— START Given records —
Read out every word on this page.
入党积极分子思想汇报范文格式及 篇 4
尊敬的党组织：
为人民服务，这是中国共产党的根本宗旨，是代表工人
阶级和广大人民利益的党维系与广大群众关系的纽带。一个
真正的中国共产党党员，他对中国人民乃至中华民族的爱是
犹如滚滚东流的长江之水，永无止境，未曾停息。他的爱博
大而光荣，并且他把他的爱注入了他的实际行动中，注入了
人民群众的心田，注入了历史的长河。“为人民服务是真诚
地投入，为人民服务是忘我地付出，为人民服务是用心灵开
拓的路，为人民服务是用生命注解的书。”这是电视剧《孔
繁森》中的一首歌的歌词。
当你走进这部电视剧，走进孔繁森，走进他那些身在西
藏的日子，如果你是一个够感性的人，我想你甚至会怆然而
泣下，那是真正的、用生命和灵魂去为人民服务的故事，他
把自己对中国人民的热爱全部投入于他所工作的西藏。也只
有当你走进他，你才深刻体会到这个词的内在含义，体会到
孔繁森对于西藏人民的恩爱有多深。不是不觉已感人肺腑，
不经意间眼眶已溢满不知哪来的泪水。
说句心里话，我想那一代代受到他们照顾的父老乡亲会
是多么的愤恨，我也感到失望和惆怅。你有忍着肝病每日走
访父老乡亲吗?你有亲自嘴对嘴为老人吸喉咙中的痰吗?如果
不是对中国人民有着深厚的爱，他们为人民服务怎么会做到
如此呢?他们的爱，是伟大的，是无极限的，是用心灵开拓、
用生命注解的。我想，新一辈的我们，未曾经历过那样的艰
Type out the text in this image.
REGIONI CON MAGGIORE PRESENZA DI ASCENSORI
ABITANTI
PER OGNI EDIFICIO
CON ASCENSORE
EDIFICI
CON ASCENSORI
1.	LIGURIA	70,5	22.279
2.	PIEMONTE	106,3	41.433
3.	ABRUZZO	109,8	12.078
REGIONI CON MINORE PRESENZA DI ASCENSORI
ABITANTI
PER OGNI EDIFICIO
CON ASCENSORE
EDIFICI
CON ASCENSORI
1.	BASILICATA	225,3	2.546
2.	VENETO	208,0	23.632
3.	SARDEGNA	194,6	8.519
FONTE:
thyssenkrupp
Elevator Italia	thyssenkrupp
— END Given records —
▸ **Directions for this task**
Retype the material in full, character for character.

▸ **Solution**
Read out every word on this page.
入党积极分子思想汇报范文格式及 篇 4
尊敬的党组织：
为人民服务，这是中国共产党的根本宗旨，是代表工人
阶级和广大人民利益的党维系与广大群众关系的纽带。一个
真正的中国共产党党员，他对中国人民乃至中华民族的爱是
犹如滚滚东流的长江之水，永无止境，未曾停息。他的爱博
大而光荣，并且他把他的爱注入了他的实际行动中，注入了
人民群众的心田，注入了历史的长河。“为人民服务是真诚
地投入，为人民服务是忘我地付出，为人民服务是用心灵开
拓的路，为人民服务是用生命注解的书。”这是电视剧《孔
繁森》中的一首歌的歌词。
当你走进这部电视剧，走进孔繁森，走进他那些身在西
藏的日子，如果你是一个够感性的人，我想你甚至会怆然而
泣下，那是真正的、用生命和灵魂去为人民服务的故事，他
把自己对中国人民的热爱全部投入于他所工作的西藏。也只
有当你走进他，你才深刻体会到这个词的内在含义，体会到
孔繁森对于西藏人民的恩爱有多深。不是不觉已感人肺腑，
不经意间眼眶已溢满不知哪来的泪水。
说句心里话，我想那一代代受到他们照顾的父老乡亲会
是多么的愤恨，我也感到失望和惆怅。你有忍着肝病每日走
访父老乡亲吗?你有亲自嘴对嘴为老人吸喉咙中的痰吗?如果
不是对中国人民有着深厚的爱，他们为人民服务怎么会做到
如此呢?他们的爱，是伟大的，是无极限的，是用心灵开拓、
用生命注解的。我想，新一辈的我们，未曾经历过那样的艰
Type out the text in this image.
REGIONI CON MAGGIORE PRESENZA DI ASCENSORI
ABITANTI
PER OGNI EDIFICIO
CON ASCENSORE
EDIFICI
CON ASCENSORI
1.	LIGURIA	70,5	22.279
2.	PIEMONTE	106,3	41.433
3.	ABRUZZO	109,8	12.078
REGIONI CON MINORE PRESENZA DI ASCENSORI
ABITANTI
PER OGNI EDIFICIO
CON ASCENSORE
EDIFICI
CON ASCENSORI
1.	BASILICATA	225,3	2.546
2.	VENETO	208,0	23.632
3.	SARDEGNA	194,6	8.519
FONTE:
thyssenkrupp
Elevator Italia	thyssenkrupp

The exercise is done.